**Requirements**
Transcribe the listing below word for word.

**Raw records**
▽

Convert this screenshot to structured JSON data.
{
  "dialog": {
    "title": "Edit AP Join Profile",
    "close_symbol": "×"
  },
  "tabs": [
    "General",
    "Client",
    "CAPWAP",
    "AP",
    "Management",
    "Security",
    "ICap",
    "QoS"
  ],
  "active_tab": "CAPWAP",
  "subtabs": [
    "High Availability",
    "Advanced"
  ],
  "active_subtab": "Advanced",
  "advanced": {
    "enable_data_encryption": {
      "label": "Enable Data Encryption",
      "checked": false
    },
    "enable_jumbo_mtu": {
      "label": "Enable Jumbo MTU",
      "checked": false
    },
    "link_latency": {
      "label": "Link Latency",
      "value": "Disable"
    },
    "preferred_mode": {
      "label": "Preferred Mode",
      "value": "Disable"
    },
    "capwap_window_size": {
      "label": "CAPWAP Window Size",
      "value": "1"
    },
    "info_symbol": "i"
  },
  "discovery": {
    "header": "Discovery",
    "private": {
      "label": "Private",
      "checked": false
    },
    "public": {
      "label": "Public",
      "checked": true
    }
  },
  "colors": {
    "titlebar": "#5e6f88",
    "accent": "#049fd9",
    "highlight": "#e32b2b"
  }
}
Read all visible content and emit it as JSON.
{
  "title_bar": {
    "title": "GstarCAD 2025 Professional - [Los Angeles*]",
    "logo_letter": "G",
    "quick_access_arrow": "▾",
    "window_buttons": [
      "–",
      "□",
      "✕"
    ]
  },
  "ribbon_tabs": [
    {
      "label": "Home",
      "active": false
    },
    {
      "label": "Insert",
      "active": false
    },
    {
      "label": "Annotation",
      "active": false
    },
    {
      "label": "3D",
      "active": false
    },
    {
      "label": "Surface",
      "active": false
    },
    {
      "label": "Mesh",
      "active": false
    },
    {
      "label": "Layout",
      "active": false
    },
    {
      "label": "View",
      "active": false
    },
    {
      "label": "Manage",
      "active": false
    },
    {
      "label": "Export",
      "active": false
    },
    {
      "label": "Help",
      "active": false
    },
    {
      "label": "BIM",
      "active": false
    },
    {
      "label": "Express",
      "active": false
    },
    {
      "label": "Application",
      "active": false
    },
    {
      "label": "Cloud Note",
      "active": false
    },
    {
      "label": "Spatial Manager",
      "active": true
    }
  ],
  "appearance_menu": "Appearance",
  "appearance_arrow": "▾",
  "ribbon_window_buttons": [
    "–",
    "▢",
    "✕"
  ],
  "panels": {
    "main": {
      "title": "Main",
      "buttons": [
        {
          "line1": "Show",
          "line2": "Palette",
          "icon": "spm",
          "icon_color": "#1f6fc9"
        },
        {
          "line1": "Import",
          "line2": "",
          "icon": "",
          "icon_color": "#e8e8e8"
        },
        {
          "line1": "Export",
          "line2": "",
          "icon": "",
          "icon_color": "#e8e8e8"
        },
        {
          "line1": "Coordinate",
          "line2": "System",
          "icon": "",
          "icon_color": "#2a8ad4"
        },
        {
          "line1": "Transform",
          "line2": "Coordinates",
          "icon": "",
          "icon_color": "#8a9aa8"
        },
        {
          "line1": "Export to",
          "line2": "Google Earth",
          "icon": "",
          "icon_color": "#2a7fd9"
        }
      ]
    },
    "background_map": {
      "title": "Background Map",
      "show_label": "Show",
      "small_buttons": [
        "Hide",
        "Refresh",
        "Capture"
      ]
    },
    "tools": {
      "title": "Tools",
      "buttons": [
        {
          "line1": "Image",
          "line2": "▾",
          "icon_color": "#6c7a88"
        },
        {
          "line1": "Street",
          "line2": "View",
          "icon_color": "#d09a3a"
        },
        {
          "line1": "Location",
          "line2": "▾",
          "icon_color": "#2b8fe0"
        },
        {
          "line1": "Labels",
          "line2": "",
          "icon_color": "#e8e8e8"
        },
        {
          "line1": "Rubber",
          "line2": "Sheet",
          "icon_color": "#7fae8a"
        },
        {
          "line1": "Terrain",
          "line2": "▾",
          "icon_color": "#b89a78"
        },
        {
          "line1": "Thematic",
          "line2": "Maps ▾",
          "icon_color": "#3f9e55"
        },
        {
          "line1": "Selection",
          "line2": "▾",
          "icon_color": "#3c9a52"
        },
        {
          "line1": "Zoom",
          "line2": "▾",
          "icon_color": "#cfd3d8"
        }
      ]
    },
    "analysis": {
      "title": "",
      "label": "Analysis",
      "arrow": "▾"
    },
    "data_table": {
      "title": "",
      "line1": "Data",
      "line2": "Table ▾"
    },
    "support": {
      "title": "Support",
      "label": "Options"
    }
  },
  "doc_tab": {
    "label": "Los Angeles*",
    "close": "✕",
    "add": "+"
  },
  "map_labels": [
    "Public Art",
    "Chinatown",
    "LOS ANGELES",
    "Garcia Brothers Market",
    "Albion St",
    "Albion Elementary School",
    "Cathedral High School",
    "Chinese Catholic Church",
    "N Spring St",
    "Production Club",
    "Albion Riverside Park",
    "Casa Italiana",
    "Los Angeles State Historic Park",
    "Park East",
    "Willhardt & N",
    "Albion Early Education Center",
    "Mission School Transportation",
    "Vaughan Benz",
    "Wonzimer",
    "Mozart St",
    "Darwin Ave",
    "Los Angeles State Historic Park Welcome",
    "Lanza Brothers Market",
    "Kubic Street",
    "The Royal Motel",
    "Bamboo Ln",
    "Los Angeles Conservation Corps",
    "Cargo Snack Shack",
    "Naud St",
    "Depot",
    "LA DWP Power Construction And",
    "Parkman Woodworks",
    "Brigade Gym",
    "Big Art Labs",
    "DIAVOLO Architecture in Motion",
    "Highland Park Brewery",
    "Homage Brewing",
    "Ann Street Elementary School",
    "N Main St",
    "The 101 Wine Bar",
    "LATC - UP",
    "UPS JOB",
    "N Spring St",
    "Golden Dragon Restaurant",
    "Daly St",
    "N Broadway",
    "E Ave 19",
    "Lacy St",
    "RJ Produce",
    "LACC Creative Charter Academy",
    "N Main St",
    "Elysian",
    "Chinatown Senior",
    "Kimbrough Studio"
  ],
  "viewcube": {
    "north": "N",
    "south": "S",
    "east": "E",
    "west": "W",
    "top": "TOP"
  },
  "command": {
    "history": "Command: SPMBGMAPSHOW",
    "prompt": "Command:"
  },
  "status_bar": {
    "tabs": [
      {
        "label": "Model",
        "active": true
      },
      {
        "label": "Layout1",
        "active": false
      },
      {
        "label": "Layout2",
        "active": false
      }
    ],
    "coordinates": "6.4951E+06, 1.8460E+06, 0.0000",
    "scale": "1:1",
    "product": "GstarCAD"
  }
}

△

**Solved exercise**
Convert this screenshot to structured JSON data.
{
  "dialog": {
    "title": "Edit AP Join Profile",
    "close_symbol": "×"
  },
  "tabs": [
    "General",
    "Client",
    "CAPWAP",
    "AP",
    "Management",
    "Security",
    "ICap",
    "QoS"
  ],
  "active_tab": "CAPWAP",
  "subtabs": [
    "High Availability",
    "Advanced"
  ],
  "active_subtab": "Advanced",
  "advanced": {
    "enable_data_encryption": {
      "label": "Enable Data Encryption",
      "checked": false
    },
    "enable_jumbo_mtu": {
      "label": "Enable Jumbo MTU",
      "checked": false
    },
    "link_latency": {
      "label": "Link Latency",
      "value": "Disable"
    },
    "preferred_mode": {
      "label": "Preferred Mode",
      "value": "Disable"
    },
    "capwap_window_size": {
      "label": "CAPWAP Window Size",
      "value": "1"
    },
    "info_symbol": "i"
  },
  "discovery": {
    "header": "Discovery",
    "private": {
      "label": "Private",
      "checked": false
    },
    "public": {
      "label": "Public",
      "checked": true
    }
  },
  "colors": {
    "titlebar": "#5e6f88",
    "accent": "#049fd9",
    "highlight": "#e32b2b"
  }
}
Read all visible content and emit it as JSON.
{
  "title_bar": {
    "title": "GstarCAD 2025 Professional - [Los Angeles*]",
    "logo_letter": "G",
    "quick_access_arrow": "▾",
    "window_buttons": [
      "–",
      "□",
      "✕"
    ]
  },
  "ribbon_tabs": [
    {
      "label": "Home",
      "active": false
    },
    {
      "label": "Insert",
      "active": false
    },
    {
      "label": "Annotation",
      "active": false
    },
    {
      "label": "3D",
      "active": false
    },
    {
      "label": "Surface",
      "active": false
    },
    {
      "label": "Mesh",
      "active": false
    },
    {
      "label": "Layout",
      "active": false
    },
    {
      "label": "View",
      "active": false
    },
    {
      "label": "Manage",
      "active": false
    },
    {
      "label": "Export",
      "active": false
    },
    {
      "label": "Help",
      "active": false
    },
    {
      "label": "BIM",
      "active": false
    },
    {
      "label": "Express",
      "active": false
    },
    {
      "label": "Application",
      "active": false
    },
    {
      "label": "Cloud Note",
      "active": false
    },
    {
      "label": "Spatial Manager",
      "active": true
    }
  ],
  "appearance_menu": "Appearance",
  "appearance_arrow": "▾",
  "ribbon_window_buttons": [
    "–",
    "▢",
    "✕"
  ],
  "panels": {
    "main": {
      "title": "Main",
      "buttons": [
        {
          "line1": "Show",
          "line2": "Palette",
          "icon": "spm",
          "icon_color": "#1f6fc9"
        },
        {
          "line1": "Import",
          "line2": "",
          "icon": "",
          "icon_color": "#e8e8e8"
        },
        {
          "line1": "Export",
          "line2": "",
          "icon": "",
          "icon_color": "#e8e8e8"
        },
        {
          "line1": "Coordinate",
          "line2": "System",
          "icon": "",
          "icon_color": "#2a8ad4"
        },
        {
          "line1": "Transform",
          "line2": "Coordinates",
          "icon": "",
          "icon_color": "#8a9aa8"
        },
        {
          "line1": "Export to",
          "line2": "Google Earth",
          "icon": "",
          "icon_color": "#2a7fd9"
        }
      ]
    },
    "background_map": {
      "title": "Background Map",
      "show_label": "Show",
      "small_buttons": [
        "Hide",
        "Refresh",
        "Capture"
      ]
    },
    "tools": {
      "title": "Tools",
      "buttons": [
        {
          "line1": "Image",
          "line2": "▾",
          "icon_color": "#6c7a88"
        },
        {
          "line1": "Street",
          "line2": "View",
          "icon_color": "#d09a3a"
        },
        {
          "line1": "Location",
          "line2": "▾",
          "icon_color": "#2b8fe0"
        },
        {
          "line1": "Labels",
          "line2": "",
          "icon_color": "#e8e8e8"
        },
        {
          "line1": "Rubber",
          "line2": "Sheet",
          "icon_color": "#7fae8a"
        },
        {
          "line1": "Terrain",
          "line2": "▾",
          "icon_color": "#b89a78"
        },
        {
          "line1": "Thematic",
          "line2": "Maps ▾",
          "icon_color": "#3f9e55"
        },
        {
          "line1": "Selection",
          "line2": "▾",
          "icon_color": "#3c9a52"
        },
        {
          "line1": "Zoom",
          "line2": "▾",
          "icon_color": "#cfd3d8"
        }
      ]
    },
    "analysis": {
      "title": "",
      "label": "Analysis",
      "arrow": "▾"
    },
    "data_table": {
      "title": "",
      "line1": "Data",
      "line2": "Table ▾"
    },
    "support": {
      "title": "Support",
      "label": "Options"
    }
  },
  "doc_tab": {
    "label": "Los Angeles*",
    "close": "✕",
    "add": "+"
  },
  "map_labels": [
    "Public Art",
    "Chinatown",
    "LOS ANGELES",
    "Garcia Brothers Market",
    "Albion St",
    "Albion Elementary School",
    "Cathedral High School",
    "Chinese Catholic Church",
    "N Spring St",
    "Production Club",
    "Albion Riverside Park",
    "Casa Italiana",
    "Los Angeles State Historic Park",
    "Park East",
    "Willhardt & N",
    "Albion Early Education Center",
    "Mission School Transportation",
    "Vaughan Benz",
    "Wonzimer",
    "Mozart St",
    "Darwin Ave",
    "Los Angeles State Historic Park Welcome",
    "Lanza Brothers Market",
    "Kubic Street",
    "The Royal Motel",
    "Bamboo Ln",
    "Los Angeles Conservation Corps",
    "Cargo Snack Shack",
    "Naud St",
    "Depot",
    "LA DWP Power Construction And",
    "Parkman Woodworks",
    "Brigade Gym",
    "Big Art Labs",
    "DIAVOLO Architecture in Motion",
    "Highland Park Brewery",
    "Homage Brewing",
    "Ann Street Elementary School",
    "N Main St",
    "The 101 Wine Bar",
    "LATC - UP",
    "UPS JOB",
    "N Spring St",
    "Golden Dragon Restaurant",
    "Daly St",
    "N Broadway",
    "E Ave 19",
    "Lacy St",
    "RJ Produce",
    "LACC Creative Charter Academy",
    "N Main St",
    "Elysian",
    "Chinatown Senior",
    "Kimbrough Studio"
  ],
  "viewcube": {
    "north": "N",
    "south": "S",
    "east": "E",
    "west": "W",
    "top": "TOP"
  },
  "command": {
    "history": "Command: SPMBGMAPSHOW",
    "prompt": "Command:"
  },
  "status_bar": {
    "tabs": [
      {
        "label": "Model",
        "active": true
      },
      {
        "label": "Layout1",
        "active": false
      },
      {
        "label": "Layout2",
        "active": false
      }
    ],
    "coordinates": "6.4951E+06, 1.8460E+06, 0.0000",
    "scale": "1:1",
    "product": "GstarCAD"
  }
}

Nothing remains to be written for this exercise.